● **Problem details**
Images must not appear in your copy; reproduce every other part of the records exactly.

● **Supplied records**
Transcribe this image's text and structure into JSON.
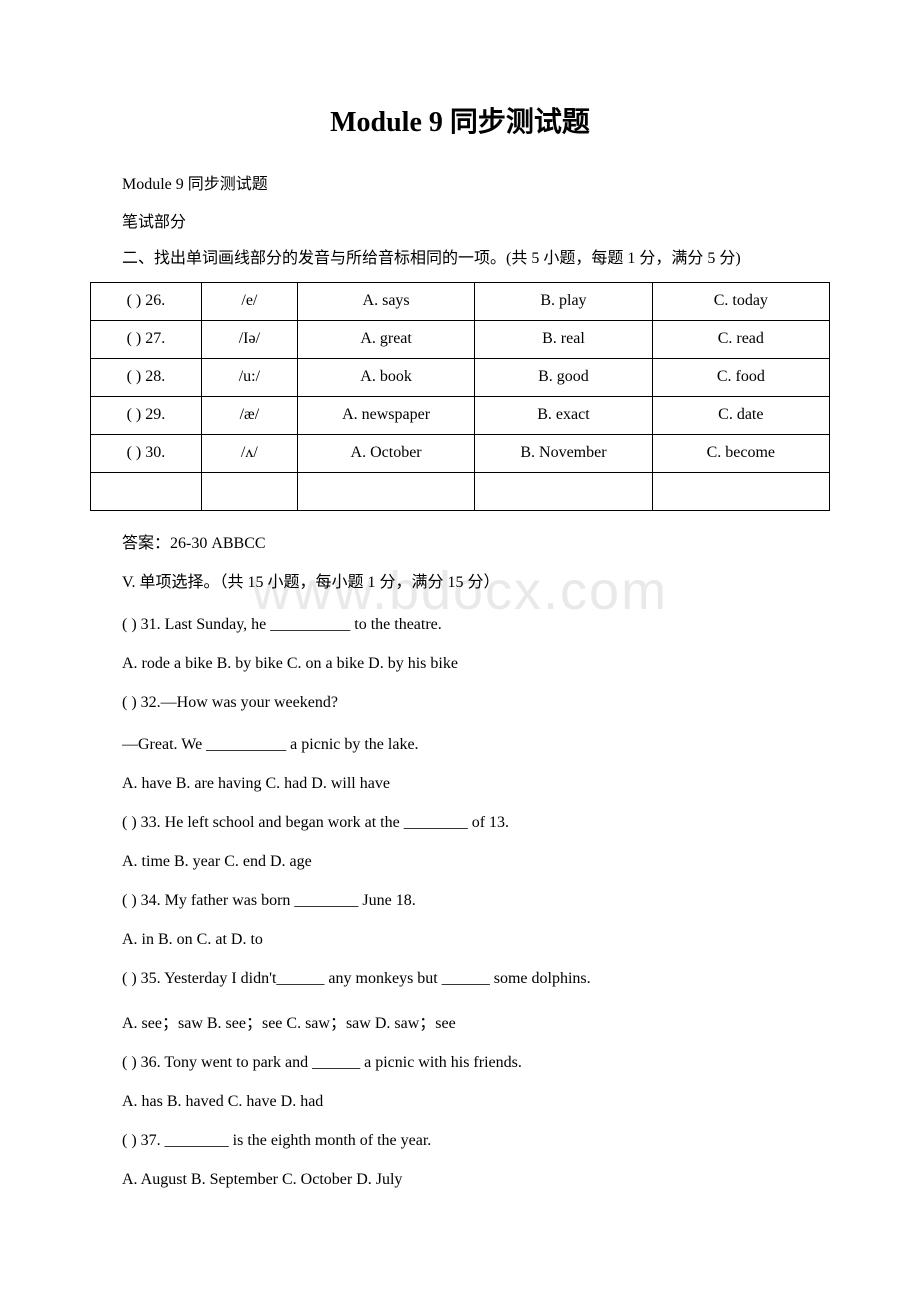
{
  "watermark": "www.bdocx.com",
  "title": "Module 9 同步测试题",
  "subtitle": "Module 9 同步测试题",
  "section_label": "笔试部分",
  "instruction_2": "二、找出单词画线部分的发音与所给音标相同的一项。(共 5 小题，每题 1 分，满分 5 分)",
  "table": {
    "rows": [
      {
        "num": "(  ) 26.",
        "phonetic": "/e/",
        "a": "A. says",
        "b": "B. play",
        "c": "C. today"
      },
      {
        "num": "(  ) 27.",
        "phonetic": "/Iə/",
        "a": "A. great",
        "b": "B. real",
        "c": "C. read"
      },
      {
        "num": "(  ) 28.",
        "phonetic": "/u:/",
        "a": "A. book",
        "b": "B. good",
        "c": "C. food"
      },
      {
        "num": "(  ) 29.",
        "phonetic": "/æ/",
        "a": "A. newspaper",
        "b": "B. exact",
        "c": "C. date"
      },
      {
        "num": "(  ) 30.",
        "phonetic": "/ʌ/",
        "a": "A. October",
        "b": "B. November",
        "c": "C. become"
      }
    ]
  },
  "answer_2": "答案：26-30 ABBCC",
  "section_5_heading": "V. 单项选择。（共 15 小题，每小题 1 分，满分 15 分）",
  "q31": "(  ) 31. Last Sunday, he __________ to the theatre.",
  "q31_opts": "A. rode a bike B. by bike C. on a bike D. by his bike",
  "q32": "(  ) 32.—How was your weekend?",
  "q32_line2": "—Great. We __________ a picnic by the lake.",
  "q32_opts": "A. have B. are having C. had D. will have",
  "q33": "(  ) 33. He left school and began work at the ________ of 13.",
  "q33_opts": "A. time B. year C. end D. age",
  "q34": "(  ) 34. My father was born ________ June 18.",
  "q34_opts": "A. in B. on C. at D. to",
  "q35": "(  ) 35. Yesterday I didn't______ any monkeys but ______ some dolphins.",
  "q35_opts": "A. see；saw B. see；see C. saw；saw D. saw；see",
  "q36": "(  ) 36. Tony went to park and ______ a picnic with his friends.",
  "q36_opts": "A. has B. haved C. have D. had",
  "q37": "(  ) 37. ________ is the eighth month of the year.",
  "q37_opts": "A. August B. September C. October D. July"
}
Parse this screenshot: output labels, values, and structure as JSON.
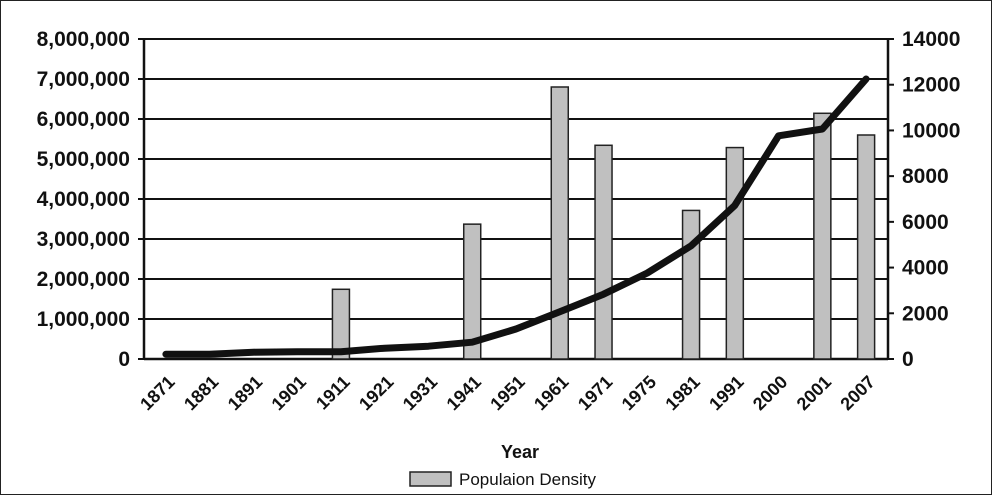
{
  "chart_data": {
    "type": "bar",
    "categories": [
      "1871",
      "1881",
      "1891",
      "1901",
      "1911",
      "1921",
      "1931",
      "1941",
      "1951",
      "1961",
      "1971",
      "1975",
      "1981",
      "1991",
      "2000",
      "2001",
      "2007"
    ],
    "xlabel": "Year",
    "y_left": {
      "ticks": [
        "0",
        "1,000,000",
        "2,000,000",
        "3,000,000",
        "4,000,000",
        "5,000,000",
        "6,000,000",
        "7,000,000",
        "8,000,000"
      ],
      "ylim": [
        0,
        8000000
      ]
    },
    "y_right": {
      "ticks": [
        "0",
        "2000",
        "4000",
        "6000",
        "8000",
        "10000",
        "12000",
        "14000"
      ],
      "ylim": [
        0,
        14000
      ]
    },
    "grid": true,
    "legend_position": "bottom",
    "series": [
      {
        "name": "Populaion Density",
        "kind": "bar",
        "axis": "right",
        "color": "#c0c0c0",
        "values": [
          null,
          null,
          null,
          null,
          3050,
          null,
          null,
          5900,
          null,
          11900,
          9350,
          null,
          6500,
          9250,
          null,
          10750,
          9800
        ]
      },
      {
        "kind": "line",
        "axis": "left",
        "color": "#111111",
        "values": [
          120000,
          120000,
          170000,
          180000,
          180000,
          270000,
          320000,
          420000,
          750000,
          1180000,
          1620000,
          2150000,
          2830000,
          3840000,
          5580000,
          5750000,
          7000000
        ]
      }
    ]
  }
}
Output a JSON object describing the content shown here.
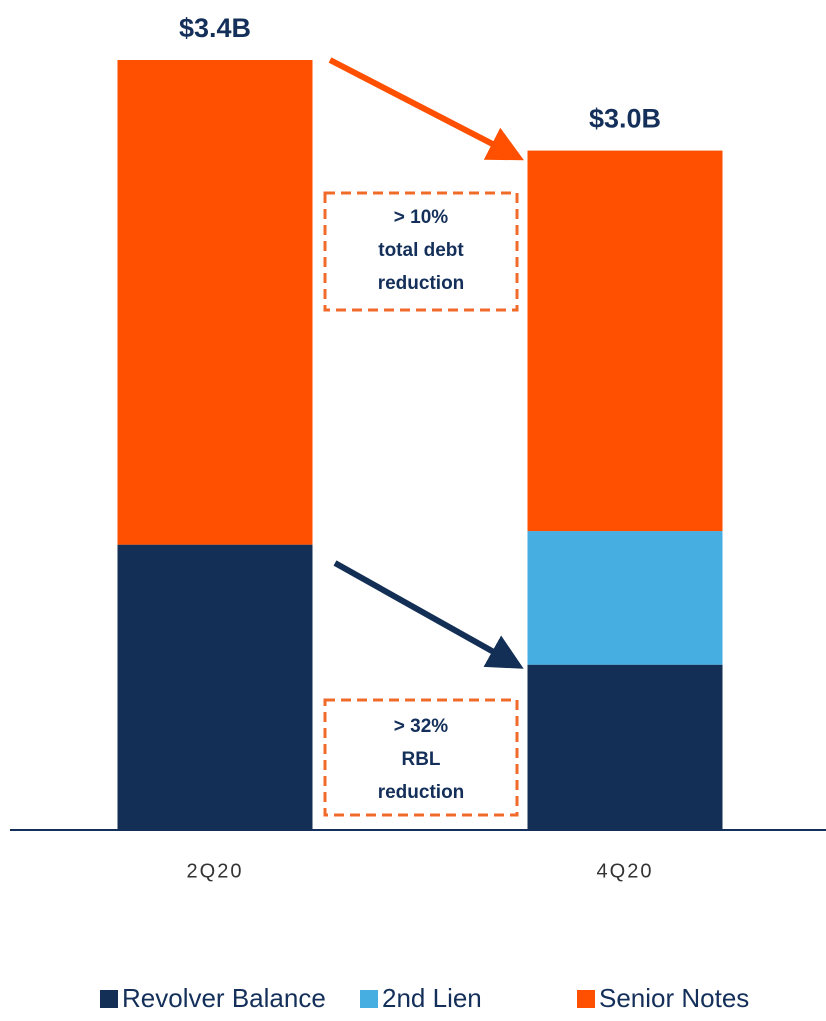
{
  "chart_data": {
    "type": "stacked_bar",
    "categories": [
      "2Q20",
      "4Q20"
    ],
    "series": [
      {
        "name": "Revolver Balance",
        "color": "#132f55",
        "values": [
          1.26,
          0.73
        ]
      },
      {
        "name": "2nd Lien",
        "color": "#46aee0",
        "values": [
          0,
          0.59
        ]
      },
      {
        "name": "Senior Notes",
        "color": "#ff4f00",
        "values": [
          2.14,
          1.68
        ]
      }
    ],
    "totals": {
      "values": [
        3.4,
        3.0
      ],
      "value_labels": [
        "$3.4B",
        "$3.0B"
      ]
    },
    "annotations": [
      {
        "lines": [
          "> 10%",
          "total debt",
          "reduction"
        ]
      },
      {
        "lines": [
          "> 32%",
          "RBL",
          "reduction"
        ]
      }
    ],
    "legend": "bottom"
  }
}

● **The completed task**
Transcribe this image's text and structure into JSON.
{
  "watermark": "www.bdocx.com",
  "title": "Module 9 同步测试题",
  "subtitle": "Module 9 同步测试题",
  "section_label": "笔试部分",
  "instruction_2": "二、找出单词画线部分的发音与所给音标相同的一项。(共 5 小题，每题 1 分，满分 5 分)",
  "table": {
    "rows": [
      {
        "num": "(  ) 26.",
        "phonetic": "/e/",
        "a": "A. says",
        "b": "B. play",
        "c": "C. today"
      },
      {
        "num": "(  ) 27.",
        "phonetic": "/Iə/",
        "a": "A. great",
        "b": "B. real",
        "c": "C. read"
      },
      {
        "num": "(  ) 28.",
        "phonetic": "/u:/",
        "a": "A. book",
        "b": "B. good",
        "c": "C. food"
      },
      {
        "num": "(  ) 29.",
        "phonetic": "/æ/",
        "a": "A. newspaper",
        "b": "B. exact",
        "c": "C. date"
      },
      {
        "num": "(  ) 30.",
        "phonetic": "/ʌ/",
        "a": "A. October",
        "b": "B. November",
        "c": "C. become"
      }
    ]
  },
  "answer_2": "答案：26-30 ABBCC",
  "section_5_heading": "V. 单项选择。（共 15 小题，每小题 1 分，满分 15 分）",
  "q31": "(  ) 31. Last Sunday, he __________ to the theatre.",
  "q31_opts": "A. rode a bike B. by bike C. on a bike D. by his bike",
  "q32": "(  ) 32.—How was your weekend?",
  "q32_line2": "—Great. We __________ a picnic by the lake.",
  "q32_opts": "A. have B. are having C. had D. will have",
  "q33": "(  ) 33. He left school and began work at the ________ of 13.",
  "q33_opts": "A. time B. year C. end D. age",
  "q34": "(  ) 34. My father was born ________ June 18.",
  "q34_opts": "A. in B. on C. at D. to",
  "q35": "(  ) 35. Yesterday I didn't______ any monkeys but ______ some dolphins.",
  "q35_opts": "A. see；saw B. see；see C. saw；saw D. saw；see",
  "q36": "(  ) 36. Tony went to park and ______ a picnic with his friends.",
  "q36_opts": "A. has B. haved C. have D. had",
  "q37": "(  ) 37. ________ is the eighth month of the year.",
  "q37_opts": "A. August B. September C. October D. July"
}
Parse this screenshot: output labels, values, and structure as JSON.
{
  "chart_data": {
    "type": "bar",
    "categories": [
      "1871",
      "1881",
      "1891",
      "1901",
      "1911",
      "1921",
      "1931",
      "1941",
      "1951",
      "1961",
      "1971",
      "1975",
      "1981",
      "1991",
      "2000",
      "2001",
      "2007"
    ],
    "xlabel": "Year",
    "y_left": {
      "ticks": [
        "0",
        "1,000,000",
        "2,000,000",
        "3,000,000",
        "4,000,000",
        "5,000,000",
        "6,000,000",
        "7,000,000",
        "8,000,000"
      ],
      "ylim": [
        0,
        8000000
      ]
    },
    "y_right": {
      "ticks": [
        "0",
        "2000",
        "4000",
        "6000",
        "8000",
        "10000",
        "12000",
        "14000"
      ],
      "ylim": [
        0,
        14000
      ]
    },
    "grid": true,
    "legend_position": "bottom",
    "series": [
      {
        "name": "Populaion Density",
        "kind": "bar",
        "axis": "right",
        "color": "#c0c0c0",
        "values": [
          null,
          null,
          null,
          null,
          3050,
          null,
          null,
          5900,
          null,
          11900,
          9350,
          null,
          6500,
          9250,
          null,
          10750,
          9800
        ]
      },
      {
        "kind": "line",
        "axis": "left",
        "color": "#111111",
        "values": [
          120000,
          120000,
          170000,
          180000,
          180000,
          270000,
          320000,
          420000,
          750000,
          1180000,
          1620000,
          2150000,
          2830000,
          3840000,
          5580000,
          5750000,
          7000000
        ]
      }
    ]
  }
}
Output a JSON object describing the content shown here.
{
  "chart_data": {
    "type": "stacked_bar",
    "categories": [
      "2Q20",
      "4Q20"
    ],
    "series": [
      {
        "name": "Revolver Balance",
        "color": "#132f55",
        "values": [
          1.26,
          0.73
        ]
      },
      {
        "name": "2nd Lien",
        "color": "#46aee0",
        "values": [
          0,
          0.59
        ]
      },
      {
        "name": "Senior Notes",
        "color": "#ff4f00",
        "values": [
          2.14,
          1.68
        ]
      }
    ],
    "totals": {
      "values": [
        3.4,
        3.0
      ],
      "value_labels": [
        "$3.4B",
        "$3.0B"
      ]
    },
    "annotations": [
      {
        "lines": [
          "> 10%",
          "total debt",
          "reduction"
        ]
      },
      {
        "lines": [
          "> 32%",
          "RBL",
          "reduction"
        ]
      }
    ],
    "legend": "bottom"
  }
}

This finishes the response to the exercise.